*To do*.
Could you write out, exactly as they appear, the lines of the listing below, from the line containing "column-header-pin[interactable]: 3 [218, 570, 235, 591]" up to and including the line containing "vector-cell: 0 [337, 668, 354, 687]"?

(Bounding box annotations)

====

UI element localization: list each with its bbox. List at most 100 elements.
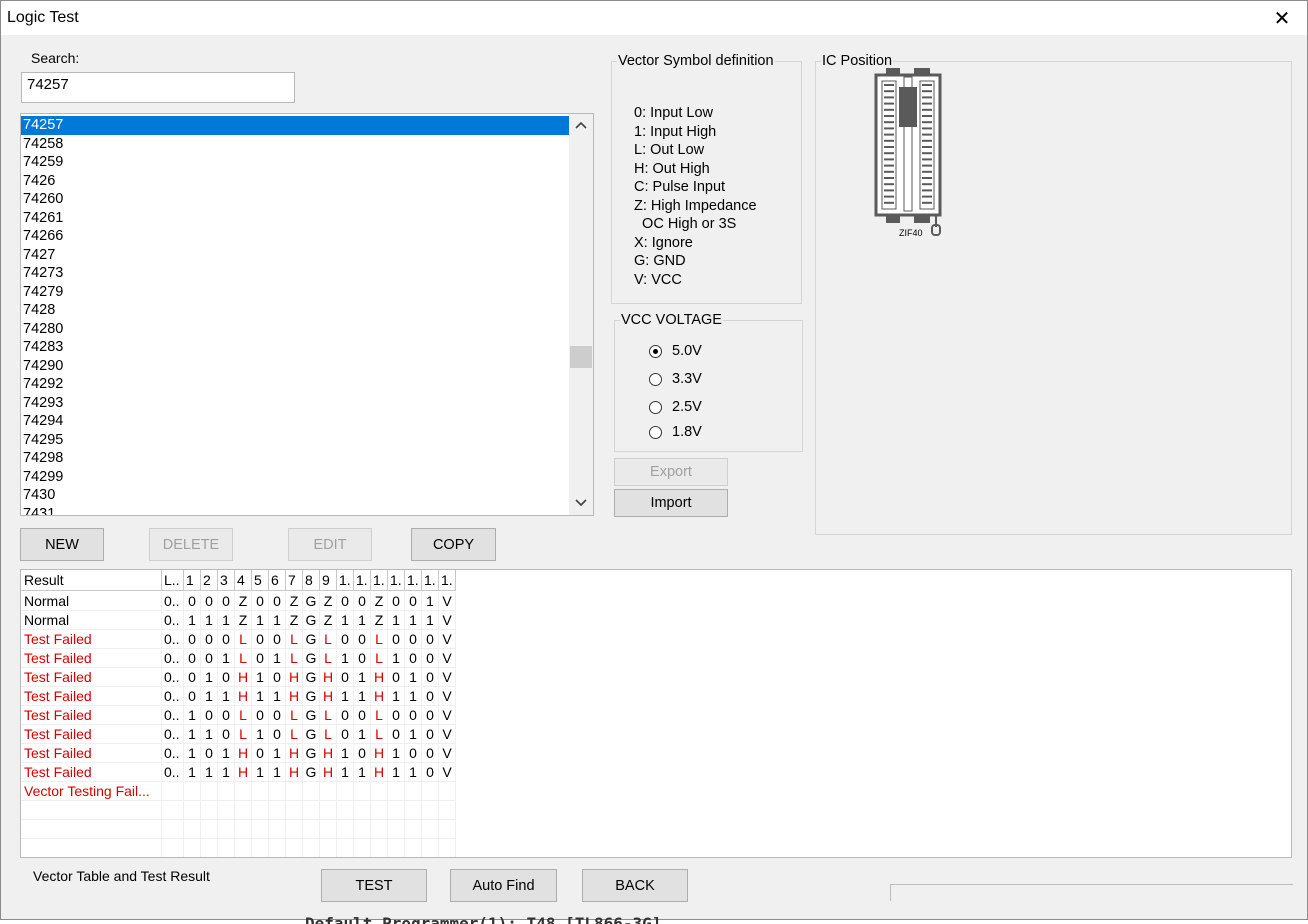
column-header-pin[interactable]: 3 [218, 570, 235, 591]
column-header-pin[interactable]: 2 [201, 570, 218, 591]
vector-cell: 1 [269, 763, 286, 782]
vector-cell: 1 [354, 763, 371, 782]
auto-find-button[interactable]: Auto Find [450, 869, 557, 902]
list-item[interactable]: 74295 [21, 431, 570, 450]
list-item[interactable]: 74259 [21, 153, 570, 172]
column-header-pin[interactable]: 1. [354, 570, 371, 591]
close-button[interactable]: ✕ [1265, 3, 1299, 33]
list-item[interactable]: 74266 [21, 227, 570, 246]
vector-cell: 0 [337, 668, 354, 687]
list-item[interactable]: 74257 [21, 116, 570, 135]
table-row[interactable]: Vector Testing Fail... [21, 782, 456, 801]
symbol-definition-line: 1: Input High [634, 123, 717, 140]
window-title: Logic Test [7, 9, 79, 26]
vcc-option-5-0v[interactable]: 5.0V [649, 343, 702, 359]
vector-cell: 0 [422, 687, 439, 706]
table-row[interactable]: Test Failed 0.. 0 1 0 H 1 0 H G H 0 1 H 0 1 0 V [21, 668, 456, 687]
list-item[interactable]: 74258 [21, 135, 570, 154]
list-item[interactable]: 7427 [21, 246, 570, 265]
column-header-pin[interactable]: 1. [405, 570, 422, 591]
scroll-up-button[interactable] [569, 114, 593, 136]
table-row[interactable]: Test Failed 0.. 1 1 1 H 1 1 H G H 1 1 H 1 1 0 V [21, 763, 456, 782]
search-input[interactable]: 74257 [21, 72, 295, 103]
table-row-empty [21, 839, 456, 857]
column-header-pin[interactable]: 1 [184, 570, 201, 591]
back-button[interactable]: BACK [582, 869, 688, 902]
device-list-scrollbar[interactable] [569, 114, 593, 515]
vector-cell: H [286, 763, 303, 782]
column-header-pin[interactable]: 7 [286, 570, 303, 591]
list-item[interactable]: 74292 [21, 375, 570, 394]
list-item[interactable]: 7426 [21, 172, 570, 191]
list-item[interactable]: 74261 [21, 209, 570, 228]
radio-button[interactable] [649, 400, 662, 414]
vector-cell [371, 782, 388, 801]
table-row[interactable]: Normal 0.. 0 0 0 Z 0 0 Z G Z 0 0 Z 0 0 1 V [21, 592, 456, 611]
radio-button[interactable] [649, 425, 662, 439]
radio-button[interactable] [649, 372, 662, 386]
column-header-pin[interactable]: 1. [422, 570, 439, 591]
empty-cell [269, 839, 286, 857]
vcc-option-3-3v[interactable]: 3.3V [649, 371, 702, 387]
table-row[interactable]: Normal 0.. 1 1 1 Z 1 1 Z G Z 1 1 Z 1 1 1 V [21, 611, 456, 630]
empty-cell [439, 801, 456, 820]
vector-symbol-list: 0: Input Low 1: Input High L: Out Low H: Ou… [634, 104, 757, 289]
list-item[interactable]: 74273 [21, 264, 570, 283]
table-row[interactable]: Test Failed 0.. 0 0 1 L 0 1 L G L 1 0 L 1 0 0 V [21, 649, 456, 668]
vector-cell: G [303, 725, 320, 744]
list-item[interactable]: 7431 [21, 505, 570, 516]
scroll-thumb[interactable] [570, 346, 592, 368]
table-row[interactable]: Test Failed 0.. 1 1 0 L 1 0 L G L 0 1 L 0 1 0 V [21, 725, 456, 744]
list-item[interactable]: 74283 [21, 338, 570, 357]
import-button[interactable]: Import [614, 489, 728, 517]
column-header-result[interactable]: Result [21, 570, 162, 591]
vector-cell: H [235, 763, 252, 782]
column-header-pin[interactable]: 1. [388, 570, 405, 591]
table-row[interactable]: Test Failed 0.. 0 0 0 L 0 0 L G L 0 0 L 0 0 0 V [21, 630, 456, 649]
copy-button[interactable]: COPY [411, 528, 496, 561]
vector-cell: Z [320, 611, 337, 630]
vcc-option-2-5v[interactable]: 2.5V [649, 399, 702, 415]
new-button[interactable]: NEW [20, 528, 104, 561]
vector-cell: 0 [184, 592, 201, 611]
column-header-pin[interactable]: 1. [337, 570, 354, 591]
export-button[interactable]: Export [614, 458, 728, 486]
delete-button[interactable]: DELETE [149, 528, 233, 561]
list-item[interactable]: 74260 [21, 190, 570, 209]
empty-cell [162, 820, 184, 839]
vector-results-table[interactable]: Result L.. 1 2 3 4 5 6 7 8 9 1. 1. 1. 1. 1. 1. 1. Normal 0… [20, 569, 1292, 858]
list-item[interactable]: 7430 [21, 486, 570, 505]
device-list[interactable]: 74257 74258 74259 7426 74260 74261 74266 7427 74… [20, 113, 594, 516]
table-row[interactable]: Test Failed 0.. 0 1 1 H 1 1 H G H 1 1 H 1 1 0 V [21, 687, 456, 706]
list-item[interactable]: 74280 [21, 320, 570, 339]
column-header-pin[interactable]: 8 [303, 570, 320, 591]
list-item[interactable]: 74294 [21, 412, 570, 431]
column-header-pin[interactable]: 1. [439, 570, 456, 591]
vector-cell: 0 [405, 649, 422, 668]
list-item[interactable]: 74299 [21, 468, 570, 487]
empty-cell [184, 820, 201, 839]
list-item[interactable]: 74293 [21, 394, 570, 413]
list-item[interactable]: 74298 [21, 449, 570, 468]
radio-button[interactable] [649, 344, 662, 358]
table-row[interactable]: Test Failed 0.. 1 0 0 L 0 0 L G L 0 0 L 0 0 0 V [21, 706, 456, 725]
vector-cell: 0 [252, 706, 269, 725]
list-item[interactable]: 74279 [21, 283, 570, 302]
column-header-pin[interactable]: 4 [235, 570, 252, 591]
vector-cell: 0 [252, 630, 269, 649]
column-header-pin[interactable]: 5 [252, 570, 269, 591]
column-header-pin[interactable]: 1. [371, 570, 388, 591]
column-header-pin[interactable]: 6 [269, 570, 286, 591]
result-cell: Test Failed [21, 763, 162, 782]
vcc-option-1-8v[interactable]: 1.8V [649, 424, 702, 440]
table-row[interactable]: Test Failed 0.. 1 0 1 H 0 1 H G H 1 0 H 1 0 0 V [21, 744, 456, 763]
column-header-pin[interactable]: L.. [162, 570, 184, 591]
list-item[interactable]: 74290 [21, 357, 570, 376]
empty-cell [218, 801, 235, 820]
list-item[interactable]: 7428 [21, 301, 570, 320]
edit-button[interactable]: EDIT [288, 528, 372, 561]
column-header-pin[interactable]: 9 [320, 570, 337, 591]
scroll-down-button[interactable] [569, 492, 593, 514]
result-cell: Test Failed [21, 725, 162, 744]
test-button[interactable]: TEST [321, 869, 427, 902]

====

*Problem solution*.
column-header-pin[interactable]: 3 [218, 570, 235, 591]
column-header-pin[interactable]: 2 [201, 570, 218, 591]
vector-cell: 1 [269, 763, 286, 782]
vector-cell: 1 [354, 763, 371, 782]
auto-find-button[interactable]: Auto Find [450, 869, 557, 902]
list-item[interactable]: 74295 [21, 431, 570, 450]
list-item[interactable]: 74259 [21, 153, 570, 172]
column-header-pin[interactable]: 1. [354, 570, 371, 591]
close-button[interactable]: ✕ [1265, 3, 1299, 33]
list-item[interactable]: 74266 [21, 227, 570, 246]
vector-cell: 0 [337, 668, 354, 687]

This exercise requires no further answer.